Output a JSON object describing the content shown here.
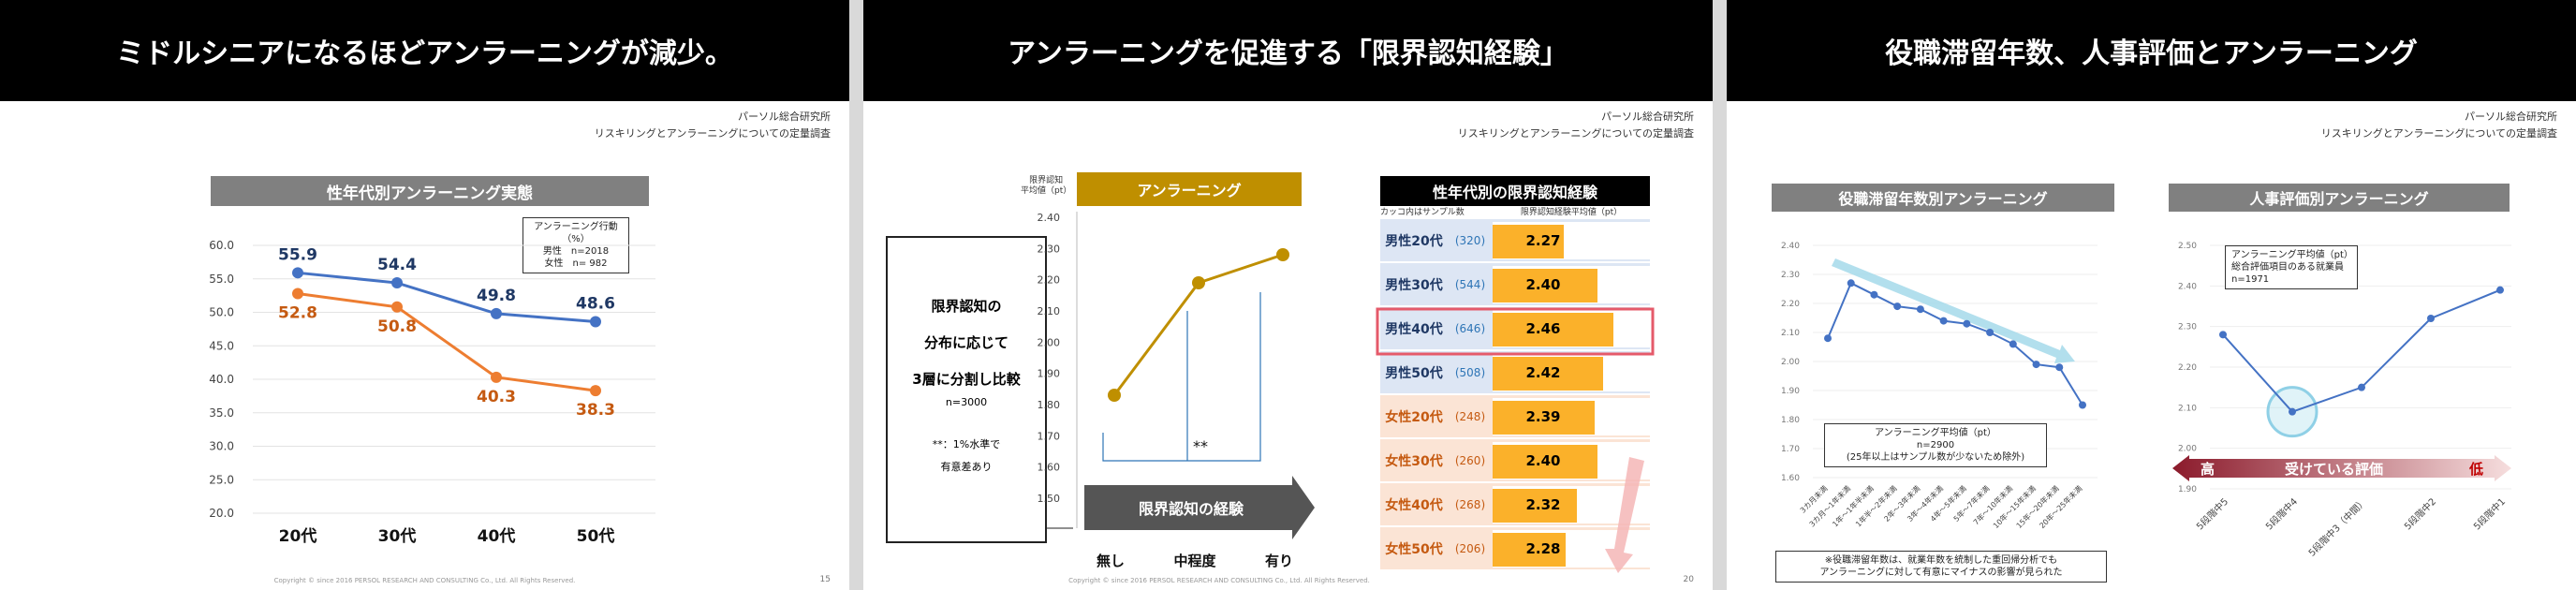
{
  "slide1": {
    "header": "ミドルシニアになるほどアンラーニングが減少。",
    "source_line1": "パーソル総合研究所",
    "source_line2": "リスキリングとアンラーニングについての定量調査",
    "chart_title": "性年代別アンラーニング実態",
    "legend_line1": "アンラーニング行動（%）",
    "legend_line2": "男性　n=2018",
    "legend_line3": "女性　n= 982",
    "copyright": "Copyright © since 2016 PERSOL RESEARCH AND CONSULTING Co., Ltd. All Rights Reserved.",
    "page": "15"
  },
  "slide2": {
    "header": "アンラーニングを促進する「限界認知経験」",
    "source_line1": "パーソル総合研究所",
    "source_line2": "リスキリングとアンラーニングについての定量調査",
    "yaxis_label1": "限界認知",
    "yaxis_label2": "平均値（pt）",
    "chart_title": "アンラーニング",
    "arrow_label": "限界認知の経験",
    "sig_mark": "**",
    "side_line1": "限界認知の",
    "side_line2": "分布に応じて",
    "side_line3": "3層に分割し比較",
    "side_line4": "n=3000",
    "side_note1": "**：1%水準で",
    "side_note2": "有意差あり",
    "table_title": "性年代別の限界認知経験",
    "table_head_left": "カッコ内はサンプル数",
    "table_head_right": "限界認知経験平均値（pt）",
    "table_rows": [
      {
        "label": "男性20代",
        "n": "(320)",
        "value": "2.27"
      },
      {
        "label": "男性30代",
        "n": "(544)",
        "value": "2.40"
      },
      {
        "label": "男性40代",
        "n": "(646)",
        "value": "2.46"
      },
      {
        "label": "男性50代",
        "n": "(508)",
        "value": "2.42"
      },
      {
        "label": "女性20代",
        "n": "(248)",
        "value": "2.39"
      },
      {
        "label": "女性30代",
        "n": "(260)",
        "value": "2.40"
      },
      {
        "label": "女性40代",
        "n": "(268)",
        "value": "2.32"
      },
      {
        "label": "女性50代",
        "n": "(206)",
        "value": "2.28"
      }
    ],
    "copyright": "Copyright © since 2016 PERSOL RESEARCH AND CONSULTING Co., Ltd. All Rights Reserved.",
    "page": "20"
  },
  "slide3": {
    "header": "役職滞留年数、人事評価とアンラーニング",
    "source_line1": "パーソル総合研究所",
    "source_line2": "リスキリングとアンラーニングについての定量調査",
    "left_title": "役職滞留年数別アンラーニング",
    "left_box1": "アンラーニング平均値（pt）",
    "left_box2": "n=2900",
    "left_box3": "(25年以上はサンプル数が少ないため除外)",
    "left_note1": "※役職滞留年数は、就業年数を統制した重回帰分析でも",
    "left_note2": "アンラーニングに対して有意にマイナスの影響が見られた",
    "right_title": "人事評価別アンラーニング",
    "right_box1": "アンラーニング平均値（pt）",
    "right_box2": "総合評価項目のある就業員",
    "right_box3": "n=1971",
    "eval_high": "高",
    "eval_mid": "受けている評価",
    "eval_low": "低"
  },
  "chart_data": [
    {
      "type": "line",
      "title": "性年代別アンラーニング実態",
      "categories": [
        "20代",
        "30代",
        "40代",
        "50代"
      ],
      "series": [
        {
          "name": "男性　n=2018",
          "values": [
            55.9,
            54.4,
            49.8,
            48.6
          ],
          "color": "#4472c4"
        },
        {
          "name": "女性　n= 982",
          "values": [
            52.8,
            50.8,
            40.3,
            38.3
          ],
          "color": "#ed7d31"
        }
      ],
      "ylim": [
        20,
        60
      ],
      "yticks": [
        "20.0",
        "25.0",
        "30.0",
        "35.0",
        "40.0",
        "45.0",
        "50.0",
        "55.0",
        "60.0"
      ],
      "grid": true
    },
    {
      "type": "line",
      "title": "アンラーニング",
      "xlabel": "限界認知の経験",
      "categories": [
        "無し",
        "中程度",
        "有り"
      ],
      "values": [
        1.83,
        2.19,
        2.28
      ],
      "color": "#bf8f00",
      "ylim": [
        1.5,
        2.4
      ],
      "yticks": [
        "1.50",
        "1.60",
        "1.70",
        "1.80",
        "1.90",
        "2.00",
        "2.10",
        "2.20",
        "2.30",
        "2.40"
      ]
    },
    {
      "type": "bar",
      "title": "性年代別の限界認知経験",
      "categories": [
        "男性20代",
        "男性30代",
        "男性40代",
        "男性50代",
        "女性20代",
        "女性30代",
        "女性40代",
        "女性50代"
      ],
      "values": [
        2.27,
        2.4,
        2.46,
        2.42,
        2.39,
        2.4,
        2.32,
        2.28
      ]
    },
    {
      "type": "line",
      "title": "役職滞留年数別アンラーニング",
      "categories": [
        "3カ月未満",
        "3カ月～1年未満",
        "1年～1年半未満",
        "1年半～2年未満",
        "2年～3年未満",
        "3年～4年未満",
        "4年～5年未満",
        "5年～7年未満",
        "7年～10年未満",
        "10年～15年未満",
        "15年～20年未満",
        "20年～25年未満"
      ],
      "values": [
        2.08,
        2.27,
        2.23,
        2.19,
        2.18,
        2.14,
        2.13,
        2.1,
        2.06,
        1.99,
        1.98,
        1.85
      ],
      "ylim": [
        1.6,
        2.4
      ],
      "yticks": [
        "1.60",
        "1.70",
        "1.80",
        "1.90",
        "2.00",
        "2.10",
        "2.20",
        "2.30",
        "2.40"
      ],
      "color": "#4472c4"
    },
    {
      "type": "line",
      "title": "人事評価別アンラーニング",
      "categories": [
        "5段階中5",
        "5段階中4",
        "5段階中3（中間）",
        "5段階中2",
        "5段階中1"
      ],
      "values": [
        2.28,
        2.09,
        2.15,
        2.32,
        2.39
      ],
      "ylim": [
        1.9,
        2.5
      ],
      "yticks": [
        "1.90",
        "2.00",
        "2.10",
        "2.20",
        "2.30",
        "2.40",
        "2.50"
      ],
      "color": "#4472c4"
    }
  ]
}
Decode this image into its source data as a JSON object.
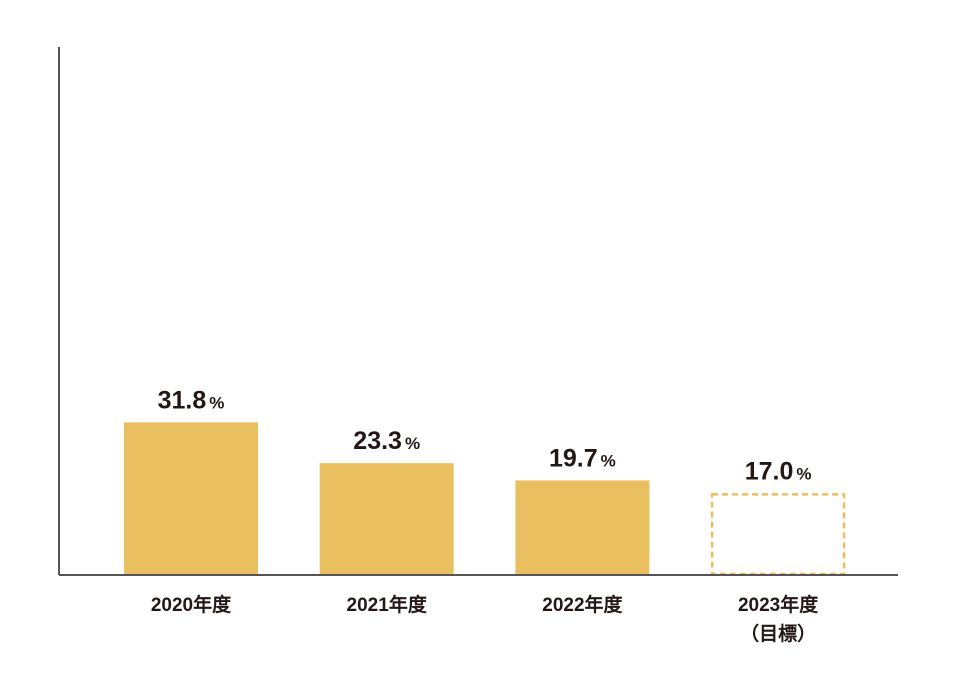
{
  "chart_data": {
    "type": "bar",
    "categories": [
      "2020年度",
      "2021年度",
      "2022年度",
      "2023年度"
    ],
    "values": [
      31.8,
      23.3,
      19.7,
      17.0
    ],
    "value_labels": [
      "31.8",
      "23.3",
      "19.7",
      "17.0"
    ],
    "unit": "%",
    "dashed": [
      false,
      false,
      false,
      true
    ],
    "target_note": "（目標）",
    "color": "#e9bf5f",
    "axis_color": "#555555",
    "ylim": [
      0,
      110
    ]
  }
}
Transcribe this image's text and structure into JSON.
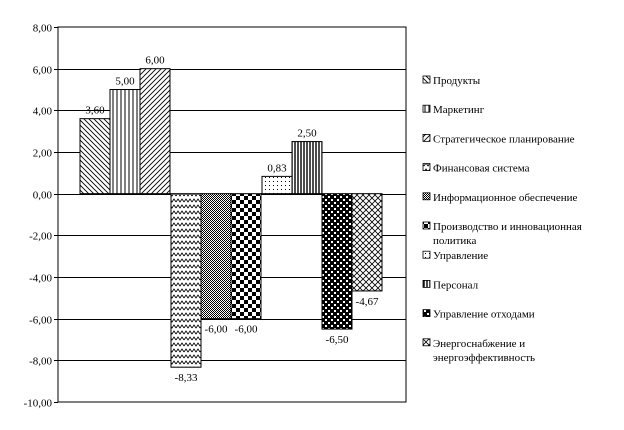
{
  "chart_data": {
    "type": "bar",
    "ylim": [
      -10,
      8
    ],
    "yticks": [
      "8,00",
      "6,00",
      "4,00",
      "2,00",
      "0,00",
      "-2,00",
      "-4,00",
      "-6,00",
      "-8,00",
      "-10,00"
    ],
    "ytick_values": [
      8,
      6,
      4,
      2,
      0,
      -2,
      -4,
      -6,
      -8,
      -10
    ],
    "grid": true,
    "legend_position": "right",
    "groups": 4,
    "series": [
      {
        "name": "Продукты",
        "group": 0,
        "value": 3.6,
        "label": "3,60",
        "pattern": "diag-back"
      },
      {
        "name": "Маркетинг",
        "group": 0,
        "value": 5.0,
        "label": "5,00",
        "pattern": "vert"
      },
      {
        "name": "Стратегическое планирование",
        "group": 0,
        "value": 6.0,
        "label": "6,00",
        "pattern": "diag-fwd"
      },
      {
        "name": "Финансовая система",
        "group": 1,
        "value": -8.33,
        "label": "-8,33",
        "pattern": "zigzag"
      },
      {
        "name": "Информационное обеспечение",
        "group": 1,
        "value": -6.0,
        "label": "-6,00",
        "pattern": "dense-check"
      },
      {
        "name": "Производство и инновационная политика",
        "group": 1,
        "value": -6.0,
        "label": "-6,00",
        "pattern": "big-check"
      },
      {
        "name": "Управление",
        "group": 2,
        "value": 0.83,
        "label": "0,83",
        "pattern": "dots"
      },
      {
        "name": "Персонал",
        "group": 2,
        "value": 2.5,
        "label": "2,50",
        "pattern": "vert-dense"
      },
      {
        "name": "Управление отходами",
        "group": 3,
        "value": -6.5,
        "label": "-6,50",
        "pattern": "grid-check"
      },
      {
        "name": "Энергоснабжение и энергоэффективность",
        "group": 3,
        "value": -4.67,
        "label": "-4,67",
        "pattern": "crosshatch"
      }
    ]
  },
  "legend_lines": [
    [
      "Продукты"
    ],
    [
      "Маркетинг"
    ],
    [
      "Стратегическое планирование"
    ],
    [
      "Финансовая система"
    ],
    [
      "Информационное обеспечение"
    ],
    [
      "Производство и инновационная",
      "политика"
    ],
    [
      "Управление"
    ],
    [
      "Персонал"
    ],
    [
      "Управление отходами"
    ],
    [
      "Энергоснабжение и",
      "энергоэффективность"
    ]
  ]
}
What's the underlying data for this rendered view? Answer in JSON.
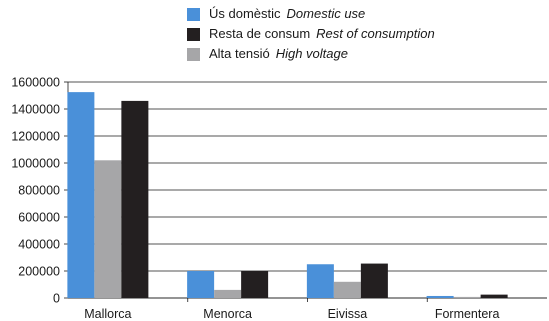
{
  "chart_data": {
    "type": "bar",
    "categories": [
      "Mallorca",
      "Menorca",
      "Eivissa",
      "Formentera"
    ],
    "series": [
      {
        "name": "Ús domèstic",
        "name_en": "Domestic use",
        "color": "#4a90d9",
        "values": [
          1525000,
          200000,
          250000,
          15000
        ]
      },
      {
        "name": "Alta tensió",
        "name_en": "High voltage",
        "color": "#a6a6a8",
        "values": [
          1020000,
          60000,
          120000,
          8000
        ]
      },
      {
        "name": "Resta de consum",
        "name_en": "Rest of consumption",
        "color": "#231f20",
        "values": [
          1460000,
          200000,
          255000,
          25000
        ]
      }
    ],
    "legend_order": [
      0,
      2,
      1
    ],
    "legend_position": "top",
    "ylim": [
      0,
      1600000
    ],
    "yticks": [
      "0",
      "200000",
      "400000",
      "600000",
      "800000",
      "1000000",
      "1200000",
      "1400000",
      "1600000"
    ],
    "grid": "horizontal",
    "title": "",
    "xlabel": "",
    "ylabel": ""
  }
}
####################
Problem to solve
Note each line of the entries that has "инновационная" in it, and copy those lines.

Solution to the problem
        "name": "Производство и инновационная политика",
      "Производство и инновационная",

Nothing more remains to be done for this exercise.